* [SET EXERCISE]: From the listing below, select every line where the word "القلب" appears.

* [PROVIDED ENTRIES]:
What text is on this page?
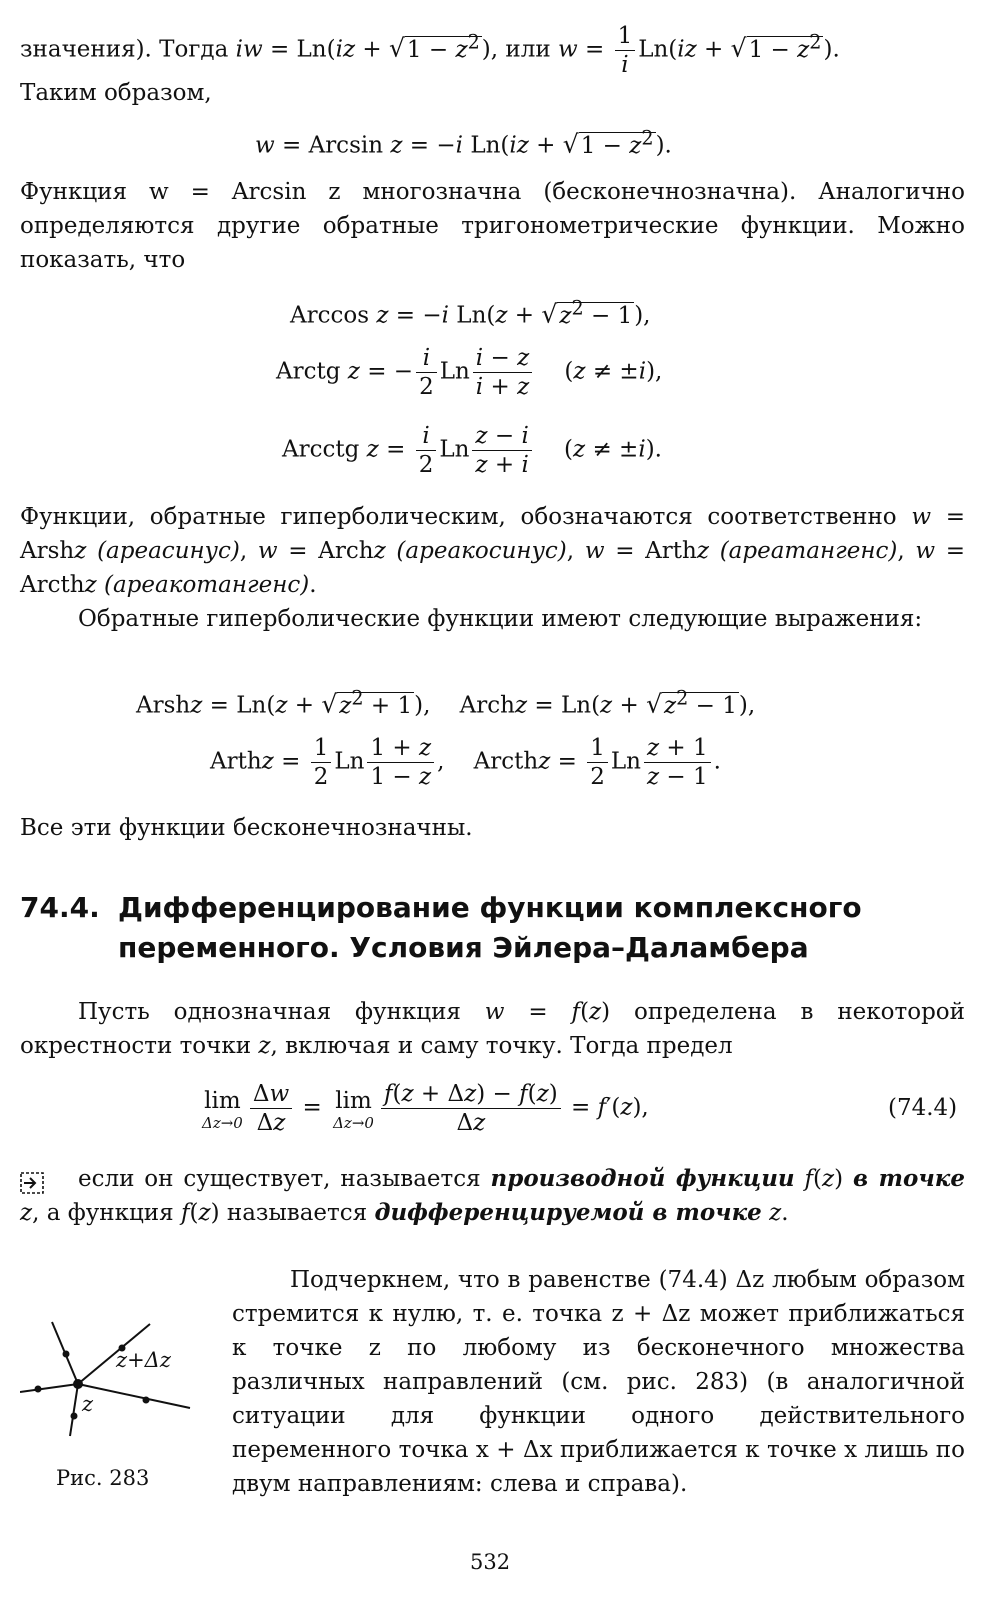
значения). Тогда iw = $Ln(iz + √1 - z^2)$, или $w = \frac{1}{i} Ln(iz + √1 - z^2)$.
Таким образом,
w = Arcsin z = −i $Ln(iz + √1 - z^2)$.
Функция w = Arcsin z многозначна (бесконечнозначна). Аналогично определяются другие обратные тригонометрические функции. Можно показать, что
Arccos z = −i $Ln(z + √z^2 - 1)$,
Arctg z = − $\frac{i}{2}$ Ln $\frac{i - z}{i + z} (z \ne \pm i)$,
Arcctg $z = \frac{i}{2}$ Ln $\frac{z - i}{z + i} (z \ne \pm i)$.
Функции, обратные гиперболическим, обозначаются соответственно w = Arshz (ареасинус), w = Archz (ареакосинус), w = Arthz (ареатангенс), w = Arcthz (ареакотангенс).
Обратные гиперболические функции имеют следующие выражения:
Arshz = $Ln(z + √z^2 + 1)$,    Archz = $Ln(z + √z^2 - 1)$,
Arthz = $\frac{1}{2}$ Ln $\frac{1 + z}{1 - z}$ ,    Arcthz = $\frac{1}{2}$ Ln $\frac{z + 1}{z - 1}$ .
Все эти функции бесконечнозначны.
74.4. Дифференцирование функции комплексного
переменного. Условия Эйлера–Даламбера
Пусть однозначная функция w = f(z) определена в некоторой окрестности точки z, включая и саму точку. Тогда предел
lim
$\Delta z\to 0 \frac{\Delta w}{\Delta z} = \lim$
$\Delta z\to 0 \frac{f(z + \Delta z) - f(z)}{\Delta z} = f'(z)$,	(74.4)
если он существует, называется производной функции f(z) в точке z, а функция f(z) называется дифференцируемой в точке z.
z+Δz
z
Рис. 283
Подчеркнем, что в равенстве (74.4) Δz любым образом стремится к нулю, т. е. точка z + Δz может приближаться к точке z по любому из бесконечного множества различных направлений (см. рис. 283) (в аналогичной ситуации для функции одного действительного переменного точка x + Δx приближается к точке x лишь по двум направлениям: слева и справа).
532
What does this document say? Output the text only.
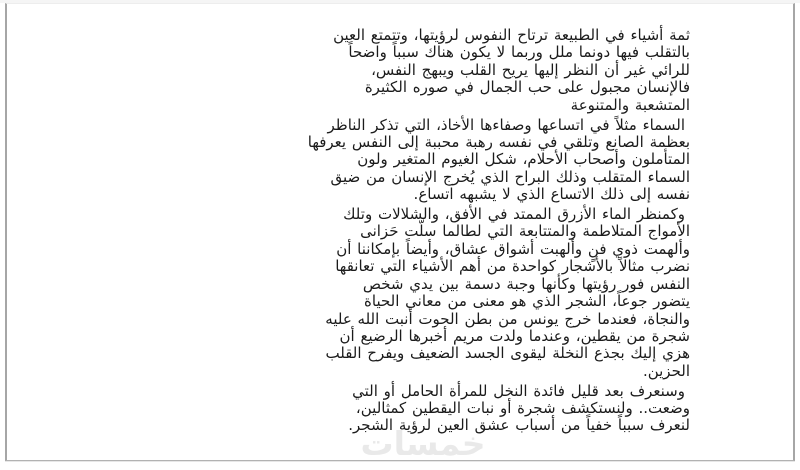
ثمة أشياء في الطبيعة ترتاح النفوس لرؤيتها، وتتمتع العين
بالتقلب فيها دونما ملل وربما لا يكون هناك سبباً واضحاً
للرائي غير أن النظر إليها يريح القلب ويبهج النفس،
فالإنسان مجبول على حب الجمال في صوره الكثيرة
المتشعبة والمتنوعة
السماء مثلاً في اتساعها وصفاءها الأخاذ، التي تذكر الناظر
بعظمة الصانع وتلقي في نفسه رهبة محببة إلى النفس يعرفها
المتأملون وأصحاب الأحلام، شكل الغيوم المتغير ولون
السماء المتقلب وذلك البراح الذي يُخرج الإنسان من ضيق
نفسه إلى ذلك الاتساع الذي لا يشبهه اتساع.
وكمنظر الماء الأزرق الممتد في الأفق، والشلالات وتلك
الأمواج المتلاطمة والمتتابعة التي لطالما سلّت حَزانى
وألهمت ذوي فنٍ وألهبت أشواق عشاق، وأيضاً بإمكاننا أن
نضرب مثالاً بالأشجار كواحدة من أهم الأشياء التي تعانقها
النفس فور رؤيتها وكأنها وجبة دسمة بين يدي شخص
يتضور جوعاً، الشجر الذي هو معنى من معاني الحياة
والنجاة، فعندما خرج يونس من بطن الحوت أنبت الله عليه
شجرة من يقطين، وعندما ولدت مريم أخبرها الرضيع أن
هزي إليك بجذع النخلة ليقوى الجسد الضعيف ويفرح القلب
الحزين.
وسنعرف بعد قليل فائدة النخل للمرأة الحامل أو التي
وضعت.. ولنستكشف شجرة أو نبات اليقطين كمثالين،
لنعرف سبباً خفياً من أسباب عشق العين لرؤية الشجر.
خمسات
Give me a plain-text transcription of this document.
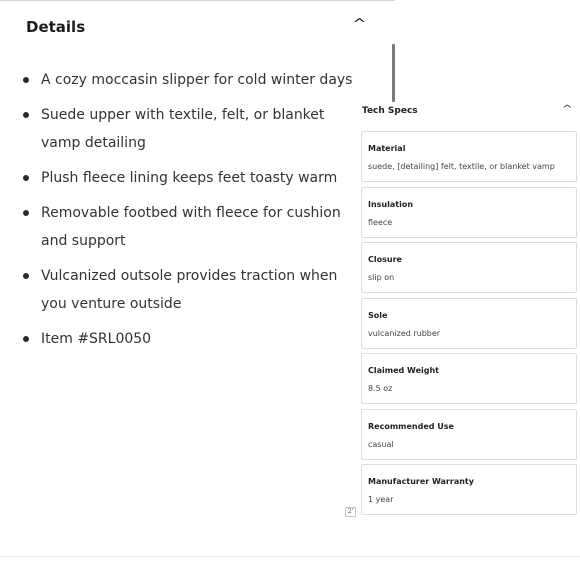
Details	^
A cozy moccasin slipper for cold winter days
Suede upper with textile, felt, or blanket vamp detailing
Plush fleece lining keeps feet toasty warm
Removable footbed with fleece for cushion and support
Vulcanized outsole provides traction when you venture outside
Item #SRL0050
Tech Specs	^
Material
suede, [detailing] felt, textile, or blanket vamp
Insulation
fleece
Closure
slip on
Sole
vulcanized rubber
Claimed Weight
8.5 oz
Recommended Use
casual
Manufacturer Warranty
1 year
2'
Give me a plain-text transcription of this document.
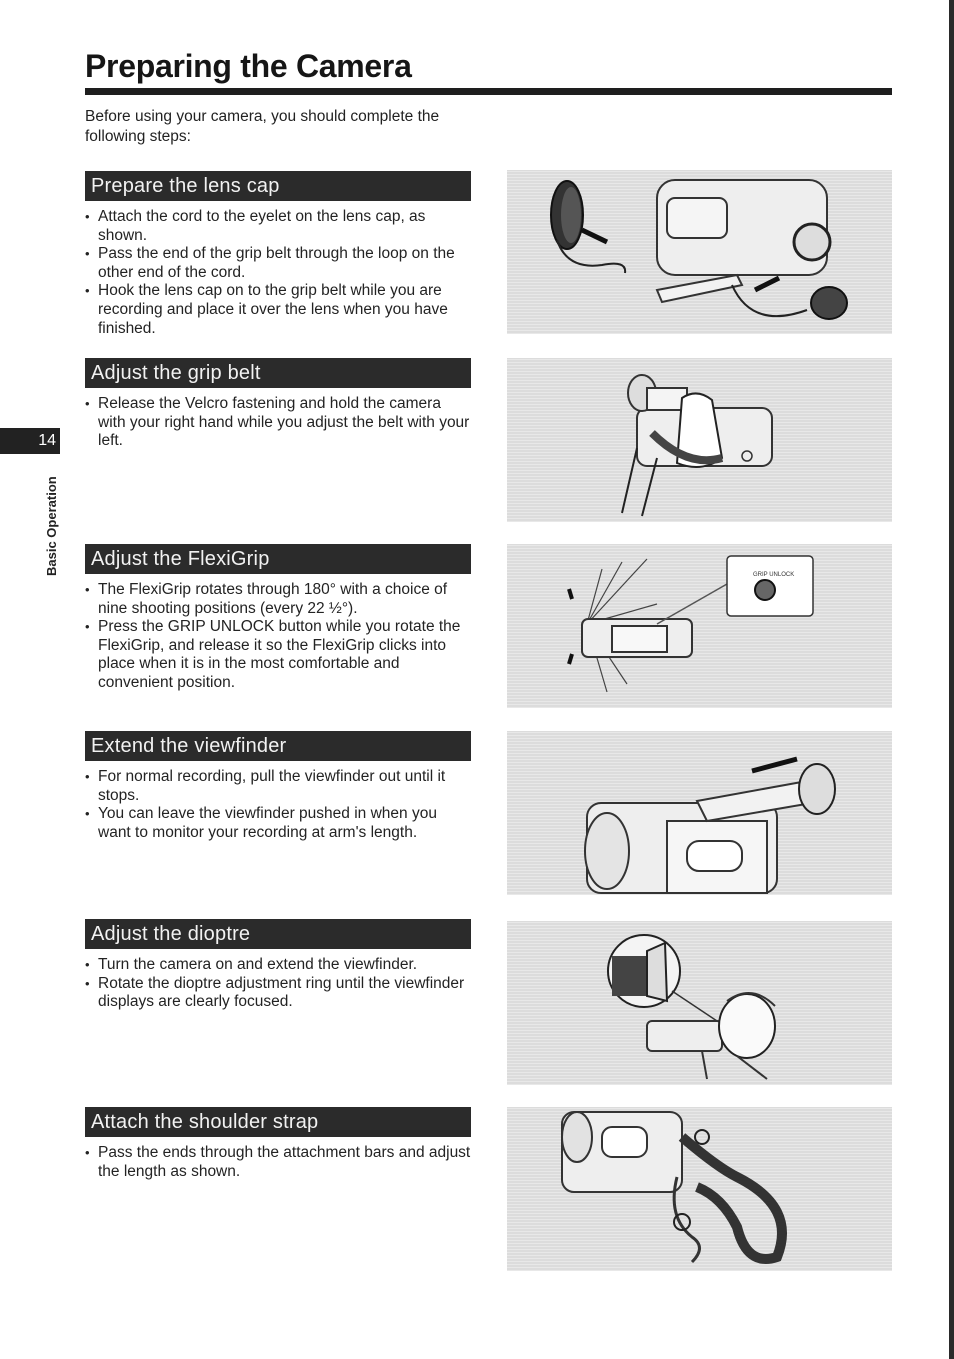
Preparing the Camera

Before using your camera, you should complete the following steps:

14
Basic Operation
Prepare the lens cap
• Attach the cord to the eyelet on the lens cap, as shown.
• Pass the end of the grip belt through the loop on the other end of the cord.
• Hook the lens cap on to the grip belt while you are recording and place it over the lens when you have finished.
Adjust the grip belt
• Release the Velcro fastening and hold the camera with your right hand while you adjust the belt with your left.
Adjust the FlexiGrip
• The FlexiGrip rotates through 180° with a choice of nine shooting positions (every 22 ½°).
• Press the GRIP UNLOCK button while you rotate the FlexiGrip, and release it so the FlexiGrip clicks into place when it is in the most comfortable and convenient position.
GRIP UNLOCK
Extend the viewfinder
• For normal recording, pull the viewfinder out until it stops.
• You can leave the viewfinder pushed in when you want to monitor your recording at arm's length.
Adjust the dioptre
• Turn the camera on and extend the viewfinder.
• Rotate the dioptre adjustment ring until the viewfinder displays are clearly focused.
Attach the shoulder strap
• Pass the ends through the attachment bars and adjust the length as shown.
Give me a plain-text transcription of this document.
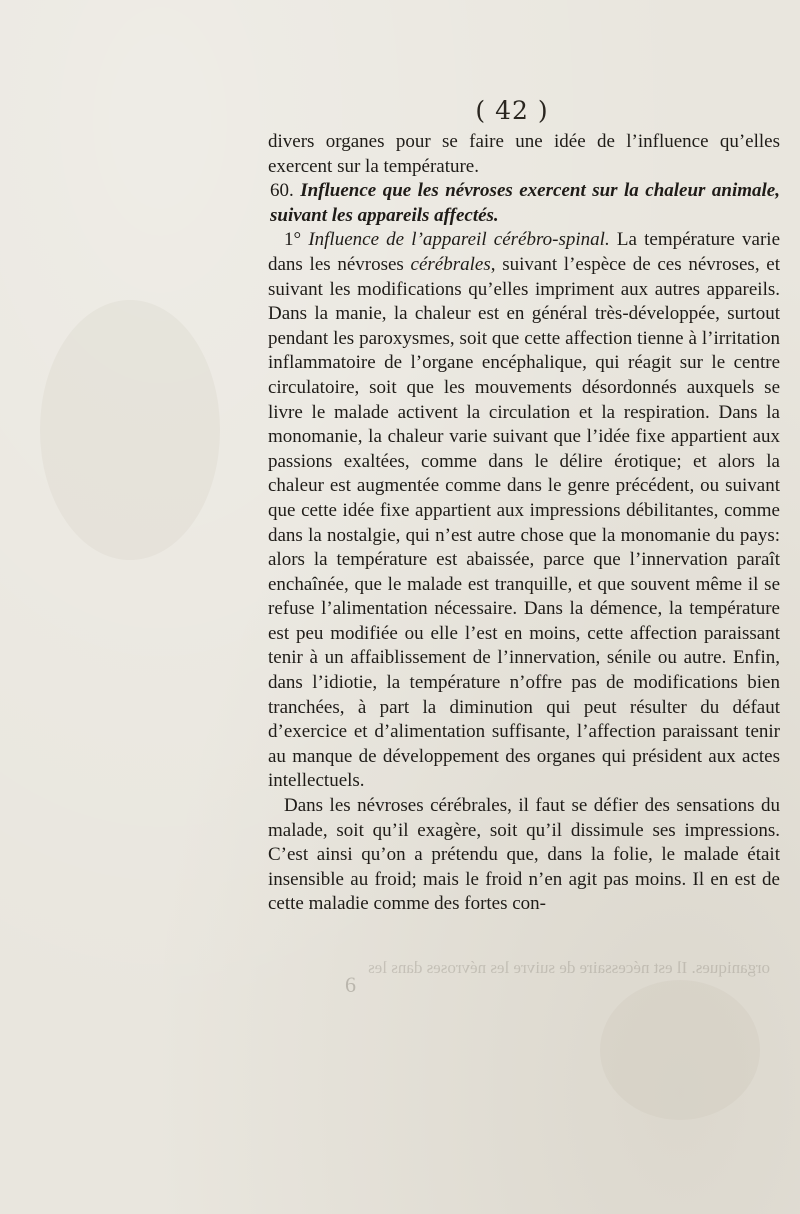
( 42 )

divers organes pour se faire une idée de l’influence qu’elles exercent sur la température.

60. Influence que les névroses exercent sur la chaleur animale, suivant les appareils affectés.

1° Influence de l’appareil cérébro-spinal. La température varie dans les névroses cérébrales, suivant l’espèce de ces névroses, et suivant les modifications qu’elles impriment aux autres appareils. Dans la manie, la chaleur est en général très-développée, surtout pendant les paroxysmes, soit que cette affection tienne à l’irritation inflammatoire de l’organe encéphalique, qui réagit sur le centre circulatoire, soit que les mouvements désordonnés auxquels se livre le malade activent la circulation et la respiration. Dans la monomanie, la chaleur varie suivant que l’idée fixe appartient aux passions exaltées, comme dans le délire érotique; et alors la chaleur est augmentée comme dans le genre précédent, ou suivant que cette idée fixe appartient aux impressions débilitantes, comme dans la nostalgie, qui n’est autre chose que la monomanie du pays: alors la température est abaissée, parce que l’innervation paraît enchaînée, que le malade est tranquille, et que souvent même il se refuse l’alimentation nécessaire. Dans la démence, la température est peu modifiée ou elle l’est en moins, cette affection paraissant tenir à un affaiblissement de l’innervation, sénile ou autre. Enfin, dans l’idiotie, la température n’offre pas de modifications bien tranchées, à part la diminution qui peut résulter du défaut d’exercice et d’alimentation suffisante, l’affection paraissant tenir au manque de développement des organes qui président aux actes intellectuels.

Dans les névroses cérébrales, il faut se défier des sensations du malade, soit qu’il exagère, soit qu’il dissimule ses impressions. C’est ainsi qu’on a prétendu que, dans la folie, le malade était insensible au froid; mais le froid n’en agit pas moins. Il en est de cette maladie comme des fortes con-

organiques. Il est nécessaire de suivre les névroses dans les
6
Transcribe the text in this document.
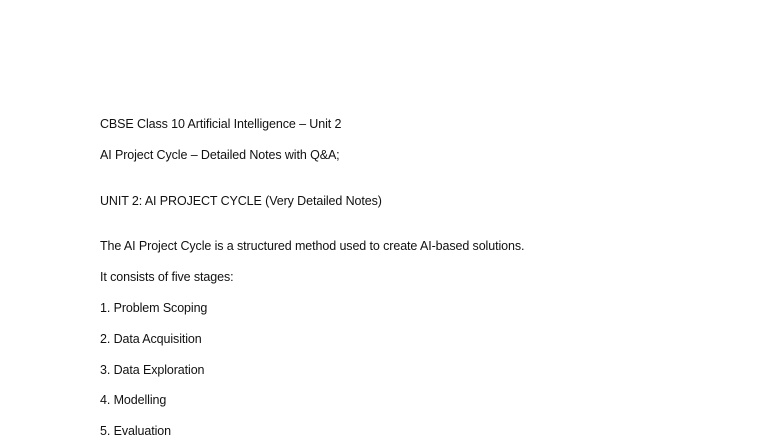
CBSE Class 10 Artificial Intelligence – Unit 2
AI Project Cycle – Detailed Notes with Q&A;
UNIT 2: AI PROJECT CYCLE (Very Detailed Notes)
The AI Project Cycle is a structured method used to create AI-based solutions.
It consists of five stages:
1. Problem Scoping
2. Data Acquisition
3. Data Exploration
4. Modelling
5. Evaluation
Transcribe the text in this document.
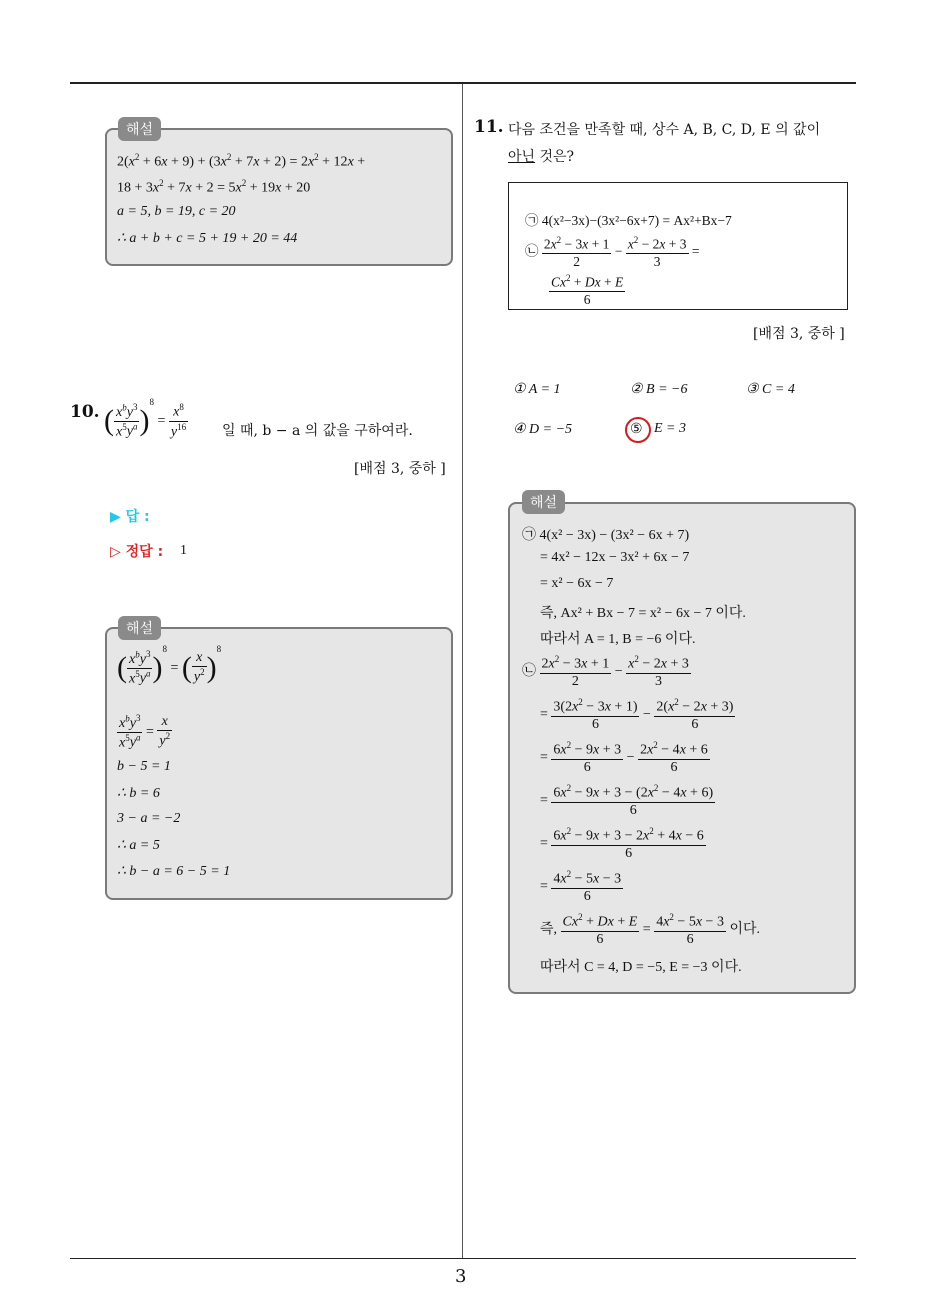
3
$2(x^2 + 6x + 9) + (3x^2 + 7x + 2) = 2x^2 + 12x$ +
$18 + 3x^2 + 7x + 2 = 5x^2 + 19x + 20$
a = 5, b = 19, c = 20
∴ a + b + c = 5 + 19 + 20 = 44
해설
10. ( $\frac{x^by^3}{x^5y^a} )^8 = \frac{x^8}{y^{16}}$ 일 때, b − a 의 값을 구하여라.
[배점 3, 중하 ]
▶ 답 :
▷ 정답 : 1
( $\frac{x^by^3}{x^5y^a} )^8$ = ( $\frac{x}{y^2} )^8$
$\frac{x^by^3}{x^5y^a} = \frac{x}{y^2}$
b − 5 = 1
∴ b = 6
3 − a = −2
∴ a = 5
∴ b − a = 6 − 5 = 1
해설
11. 다음 조건을 만족할 때, 상수 A, B, C, D, E 의 값이
아닌 것은?
㉠ 4(x²−3x)−(3x²−6x+7) = Ax²+Bx−7
㉡ $\frac{2x^2 - 3x + 1}{2} - \frac{x^2 - 2x + 3}{3}$ =
$\frac{Cx^2 + Dx + E}{6}$
[배점 3, 중하 ]
① A = 1	② B = −6	③ C = 4
④ D = −5	⑤ E = 3
㉠ 4(x² − 3x) − (3x² − 6x + 7)
= 4x² − 12x − 3x² + 6x − 7
= x² − 6x − 7
즉, Ax² + Bx − 7 = x² − 6x − 7 이다.
따라서 A = 1, B = −6 이다.
㉡ $\frac{2x^2 - 3x + 1}{2} - \frac{x^2 - 2x + 3}{3}$
= $\frac{3(2x^2 - 3x + 1)}{6} - \frac{2(x^2 - 2x + 3)}{6}$
= $\frac{6x^2 - 9x + 3}{6} - \frac{2x^2 - 4x + 6}{6}$
= $\frac{6x^2 - 9x + 3 - (2x^2 - 4x + 6)}{6}$
= $\frac{6x^2 - 9x + 3 - 2x^2 + 4x - 6}{6}$
= $\frac{4x^2 - 5x - 3}{6}$
즉, $\frac{Cx^2 + Dx + E}{6} = \frac{4x^2 - 5x - 3}{6}$ 이다.
따라서 C = 4, D = −5, E = −3 이다.
해설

* [IN RESPONSE]:
للرائي غير أن النظر إليها يريح القلب ويبهج النفس،
هزي إليك بجذع النخلة ليقوى الجسد الضعيف ويفرح القلب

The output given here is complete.